Set exercise:
Set every record down verbatim and omit the pictures.
··· Data supplied
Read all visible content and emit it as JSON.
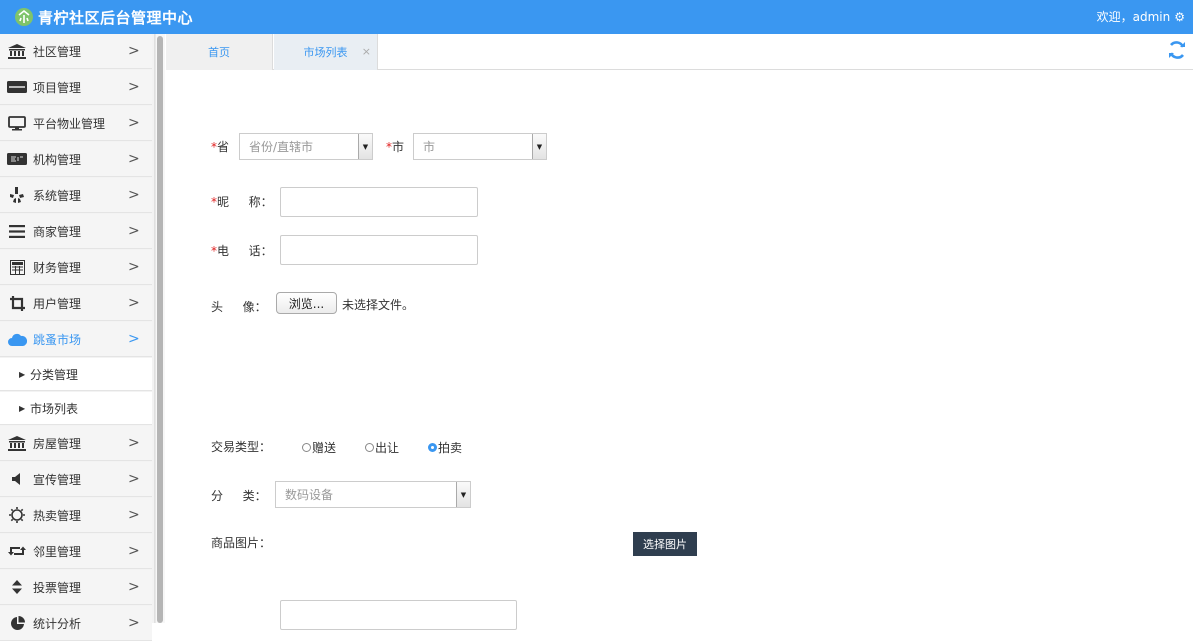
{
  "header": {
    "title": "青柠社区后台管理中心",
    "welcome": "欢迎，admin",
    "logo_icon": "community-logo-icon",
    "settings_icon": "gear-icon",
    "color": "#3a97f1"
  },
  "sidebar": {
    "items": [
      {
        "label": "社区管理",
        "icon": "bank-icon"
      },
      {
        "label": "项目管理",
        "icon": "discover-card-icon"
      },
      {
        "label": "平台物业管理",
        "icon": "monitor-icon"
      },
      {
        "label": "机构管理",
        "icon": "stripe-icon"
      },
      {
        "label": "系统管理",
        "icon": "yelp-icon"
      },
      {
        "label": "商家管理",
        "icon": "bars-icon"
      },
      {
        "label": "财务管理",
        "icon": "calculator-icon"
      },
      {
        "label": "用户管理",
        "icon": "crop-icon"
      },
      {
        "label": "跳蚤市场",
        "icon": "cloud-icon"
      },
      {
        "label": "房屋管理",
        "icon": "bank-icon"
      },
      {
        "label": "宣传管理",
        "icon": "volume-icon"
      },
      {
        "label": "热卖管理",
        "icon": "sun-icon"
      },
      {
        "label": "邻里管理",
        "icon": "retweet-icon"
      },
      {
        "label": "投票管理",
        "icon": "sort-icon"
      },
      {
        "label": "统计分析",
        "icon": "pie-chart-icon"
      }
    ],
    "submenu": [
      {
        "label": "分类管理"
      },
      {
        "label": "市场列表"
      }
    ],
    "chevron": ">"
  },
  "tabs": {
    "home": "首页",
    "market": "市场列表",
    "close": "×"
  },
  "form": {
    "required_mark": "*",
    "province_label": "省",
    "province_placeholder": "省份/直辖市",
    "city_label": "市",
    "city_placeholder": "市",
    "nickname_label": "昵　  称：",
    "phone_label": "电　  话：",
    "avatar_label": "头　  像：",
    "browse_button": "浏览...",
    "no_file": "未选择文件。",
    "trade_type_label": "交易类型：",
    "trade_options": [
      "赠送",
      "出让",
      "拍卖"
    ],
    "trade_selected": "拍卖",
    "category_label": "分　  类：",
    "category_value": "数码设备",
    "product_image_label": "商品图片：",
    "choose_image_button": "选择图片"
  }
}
······
Response to the exercise:
Read all visible content and emit it as JSON.
{
  "header": {
    "title": "青柠社区后台管理中心",
    "welcome": "欢迎，admin",
    "logo_icon": "community-logo-icon",
    "settings_icon": "gear-icon",
    "color": "#3a97f1"
  },
  "sidebar": {
    "items": [
      {
        "label": "社区管理",
        "icon": "bank-icon"
      },
      {
        "label": "项目管理",
        "icon": "discover-card-icon"
      },
      {
        "label": "平台物业管理",
        "icon": "monitor-icon"
      },
      {
        "label": "机构管理",
        "icon": "stripe-icon"
      },
      {
        "label": "系统管理",
        "icon": "yelp-icon"
      },
      {
        "label": "商家管理",
        "icon": "bars-icon"
      },
      {
        "label": "财务管理",
        "icon": "calculator-icon"
      },
      {
        "label": "用户管理",
        "icon": "crop-icon"
      },
      {
        "label": "跳蚤市场",
        "icon": "cloud-icon"
      },
      {
        "label": "房屋管理",
        "icon": "bank-icon"
      },
      {
        "label": "宣传管理",
        "icon": "volume-icon"
      },
      {
        "label": "热卖管理",
        "icon": "sun-icon"
      },
      {
        "label": "邻里管理",
        "icon": "retweet-icon"
      },
      {
        "label": "投票管理",
        "icon": "sort-icon"
      },
      {
        "label": "统计分析",
        "icon": "pie-chart-icon"
      }
    ],
    "submenu": [
      {
        "label": "分类管理"
      },
      {
        "label": "市场列表"
      }
    ],
    "chevron": ">"
  },
  "tabs": {
    "home": "首页",
    "market": "市场列表",
    "close": "×"
  },
  "form": {
    "required_mark": "*",
    "province_label": "省",
    "province_placeholder": "省份/直辖市",
    "city_label": "市",
    "city_placeholder": "市",
    "nickname_label": "昵　  称：",
    "phone_label": "电　  话：",
    "avatar_label": "头　  像：",
    "browse_button": "浏览...",
    "no_file": "未选择文件。",
    "trade_type_label": "交易类型：",
    "trade_options": [
      "赠送",
      "出让",
      "拍卖"
    ],
    "trade_selected": "拍卖",
    "category_label": "分　  类：",
    "category_value": "数码设备",
    "product_image_label": "商品图片：",
    "choose_image_button": "选择图片"
  }
}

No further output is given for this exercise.